Text:
* * * * *

KIT Blog

URGENT: Please pray ENLIST makes break-throughs in the treatment of leprosy reaction!

By Dr Deanna Hagge
Senior Research Advisor
The Leprosy Mission

ENLIST is a group of specialists including doctors from The Leprosy Mission hospitals in India, Nepal, and Bangladesh, as well as experts from Brazil, Sri Lanka, Ethiopia, the Philippines, another Indian partner, and myself. These specialists have been brought together through Dr Steve Walker and Dr Diana Lockwood of the London School of Tropical Medicine and Hygiene to look at the issue of Type 2 Reaction (ENL).

It is very important for us to work as a global partnership because it’s almost impossible for any one site to perform a large, comprehensive study. Through ENLIST, we can design and conduct ENL studies that need to happen, involving expertise from around the globe.

Through Leprosy Research Initiative funding, we’ve been able to develop an ENL Severity Scale to grade 10 major symptoms of ENL. This provides a global tool for measuring and comparing ENL patients to each other, understanding how symptoms change with treatment, and allowing us to classify a patient’s condition as mild or moderate-to-severe ENL.

This severity score is a really important starting place, because now we have a method of testing new ENL treatments and getting an accurate assessment of how well they are working.

We are now using this tool to conduct a trial which will see us combine Prednisolone with another drug called Methotrexate. The hope is that, by using the two together, we can slowly wean a patient off Prednisolone. This may be possible for some but perhaps not for very severe ENL cases.

We are also at the very early stages of looking at whether an entirely new drug (so new that it doesn’t yet have a name) could be used to treat ENL. The early results are hugely promising and suggest we may be able to treat ENL with perhaps only a month of drug treatment with no major side effects. That would be revolutionary! One of the patients in the trial felt so good after treatment, that he did not want to take time from work to come in for a follow-up appointment. While this was not a positive for the study, it reminded me that this is what we want for our ENL patients.
To receive short, effective treatment such that returning to the doctor’s office is truly unnecessary.

But it will take time for us to trial this drug at every level, generating data to pass through all the regulatory standards and checkpoints required for international drug approval. In all, it could be mid-way through the 2020s, or even later, before it is ready to be used clinically.

With every ENL patient that walks through the door, there is a definite urgency to see change happen; and there are real reasons for hope.

Please remember to pray for us as we go about our work and pray for the patients we are trying to help out of dire situations. Thank you for all your support and God bless you!

* * * * *

Exercise 1: According to the blog post on ENLIST, how many major symptoms of ENL does the ENL Severity Scale grade?
Exercise 2: List every country named in the blog post on ENLIST.
Exercise 3: Duplicate the passage of the blog post on ENLIST starting at "We are now using" and ending at "our ENL patients.".

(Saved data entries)
* * * * *

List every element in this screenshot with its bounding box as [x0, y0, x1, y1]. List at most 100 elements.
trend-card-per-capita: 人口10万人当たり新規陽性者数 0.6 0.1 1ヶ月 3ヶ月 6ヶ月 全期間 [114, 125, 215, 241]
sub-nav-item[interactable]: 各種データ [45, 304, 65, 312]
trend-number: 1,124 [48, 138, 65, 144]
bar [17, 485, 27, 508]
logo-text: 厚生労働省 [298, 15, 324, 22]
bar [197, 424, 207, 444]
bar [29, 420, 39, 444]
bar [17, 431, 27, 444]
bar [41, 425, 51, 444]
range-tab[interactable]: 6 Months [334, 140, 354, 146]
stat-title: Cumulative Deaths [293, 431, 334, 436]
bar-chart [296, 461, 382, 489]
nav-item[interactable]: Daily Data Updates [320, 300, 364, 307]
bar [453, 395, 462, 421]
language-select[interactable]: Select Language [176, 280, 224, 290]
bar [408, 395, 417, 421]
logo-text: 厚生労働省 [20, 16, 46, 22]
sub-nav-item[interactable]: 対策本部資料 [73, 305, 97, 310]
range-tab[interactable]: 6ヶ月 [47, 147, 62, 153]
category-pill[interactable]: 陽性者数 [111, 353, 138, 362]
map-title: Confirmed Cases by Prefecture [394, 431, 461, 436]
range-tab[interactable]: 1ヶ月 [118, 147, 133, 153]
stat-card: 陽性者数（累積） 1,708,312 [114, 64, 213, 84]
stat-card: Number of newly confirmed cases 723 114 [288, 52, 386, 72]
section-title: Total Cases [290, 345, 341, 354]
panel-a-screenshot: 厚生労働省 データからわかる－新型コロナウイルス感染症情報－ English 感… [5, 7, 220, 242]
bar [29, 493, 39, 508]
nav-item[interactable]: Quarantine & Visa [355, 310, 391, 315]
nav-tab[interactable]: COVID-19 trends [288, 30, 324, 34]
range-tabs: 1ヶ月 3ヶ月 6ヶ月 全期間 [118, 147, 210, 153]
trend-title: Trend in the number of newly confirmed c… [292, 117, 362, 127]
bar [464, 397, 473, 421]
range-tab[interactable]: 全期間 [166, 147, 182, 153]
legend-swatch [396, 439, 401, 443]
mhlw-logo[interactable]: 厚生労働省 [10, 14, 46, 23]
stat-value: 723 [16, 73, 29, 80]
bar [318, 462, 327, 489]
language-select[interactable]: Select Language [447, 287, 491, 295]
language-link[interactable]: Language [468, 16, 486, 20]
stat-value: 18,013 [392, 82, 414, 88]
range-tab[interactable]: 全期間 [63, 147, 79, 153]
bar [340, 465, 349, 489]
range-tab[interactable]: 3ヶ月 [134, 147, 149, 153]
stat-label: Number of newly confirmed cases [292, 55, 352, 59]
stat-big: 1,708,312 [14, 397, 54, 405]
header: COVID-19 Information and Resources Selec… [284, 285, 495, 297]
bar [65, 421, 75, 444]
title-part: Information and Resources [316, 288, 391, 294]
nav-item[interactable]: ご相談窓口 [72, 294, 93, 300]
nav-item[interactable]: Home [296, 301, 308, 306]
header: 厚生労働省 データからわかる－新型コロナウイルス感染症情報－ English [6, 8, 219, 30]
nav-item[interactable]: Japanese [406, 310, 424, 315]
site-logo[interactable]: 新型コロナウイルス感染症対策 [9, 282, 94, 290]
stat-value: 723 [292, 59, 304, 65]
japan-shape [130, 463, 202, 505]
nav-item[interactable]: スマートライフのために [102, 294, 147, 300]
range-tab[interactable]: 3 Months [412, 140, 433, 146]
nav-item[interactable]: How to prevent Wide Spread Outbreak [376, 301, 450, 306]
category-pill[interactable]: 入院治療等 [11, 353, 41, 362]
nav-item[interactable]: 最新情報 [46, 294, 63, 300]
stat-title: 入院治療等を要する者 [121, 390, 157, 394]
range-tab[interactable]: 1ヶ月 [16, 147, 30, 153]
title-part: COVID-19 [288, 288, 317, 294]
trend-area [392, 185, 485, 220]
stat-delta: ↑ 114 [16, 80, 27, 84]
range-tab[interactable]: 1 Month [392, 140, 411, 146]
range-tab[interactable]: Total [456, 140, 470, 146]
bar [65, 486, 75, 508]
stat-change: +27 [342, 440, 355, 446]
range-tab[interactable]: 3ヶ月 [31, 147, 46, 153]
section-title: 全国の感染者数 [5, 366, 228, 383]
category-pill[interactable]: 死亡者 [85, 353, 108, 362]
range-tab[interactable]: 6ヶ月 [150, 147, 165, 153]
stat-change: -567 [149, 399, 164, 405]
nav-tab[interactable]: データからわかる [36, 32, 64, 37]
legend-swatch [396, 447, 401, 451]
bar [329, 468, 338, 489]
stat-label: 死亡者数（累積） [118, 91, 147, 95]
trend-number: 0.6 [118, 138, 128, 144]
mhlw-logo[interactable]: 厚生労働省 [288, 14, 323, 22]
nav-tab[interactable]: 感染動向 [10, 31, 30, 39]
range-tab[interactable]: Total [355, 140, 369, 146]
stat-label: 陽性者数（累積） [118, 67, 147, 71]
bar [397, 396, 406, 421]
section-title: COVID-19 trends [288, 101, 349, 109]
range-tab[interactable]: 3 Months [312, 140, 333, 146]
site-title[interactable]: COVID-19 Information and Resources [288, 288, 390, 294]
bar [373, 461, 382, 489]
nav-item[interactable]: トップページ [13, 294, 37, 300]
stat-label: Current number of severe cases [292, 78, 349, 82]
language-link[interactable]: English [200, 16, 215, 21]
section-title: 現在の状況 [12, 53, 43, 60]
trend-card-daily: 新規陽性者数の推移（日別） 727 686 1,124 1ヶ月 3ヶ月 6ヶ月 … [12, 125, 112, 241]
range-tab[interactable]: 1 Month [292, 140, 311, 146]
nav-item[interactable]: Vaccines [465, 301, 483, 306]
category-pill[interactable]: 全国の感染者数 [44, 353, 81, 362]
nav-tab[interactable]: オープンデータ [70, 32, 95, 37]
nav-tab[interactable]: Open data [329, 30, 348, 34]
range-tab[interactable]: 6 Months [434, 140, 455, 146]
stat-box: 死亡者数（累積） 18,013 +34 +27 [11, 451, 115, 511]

* * * * *

Problem solution 1: Ten major symptoms.

Problem solution 2: India, Nepal, Bangladesh, Brazil, Sri Lanka, Ethiopia, the Philippines

Problem solution 3:
We are now using this tool to conduct a trial which will see us combine Prednisolone with another drug called Methotrexate. The hope is that, by using the two together, we can slowly wean a patient off Prednisolone. This may be possible for some but perhaps not for very severe ENL cases.

We are also at the very early stages of looking at whether an entirely new drug (so new that it doesn’t yet have a name) could be used to treat ENL. The early results are hugely promising and suggest we may be able to treat ENL with perhaps only a month of drug treatment with no major side effects. That would be revolutionary! One of the patients in the trial felt so good after treatment, that he did not want to take time from work to come in for a follow-up appointment. While this was not a positive for the study, it reminded me that this is what we want for our ENL patients.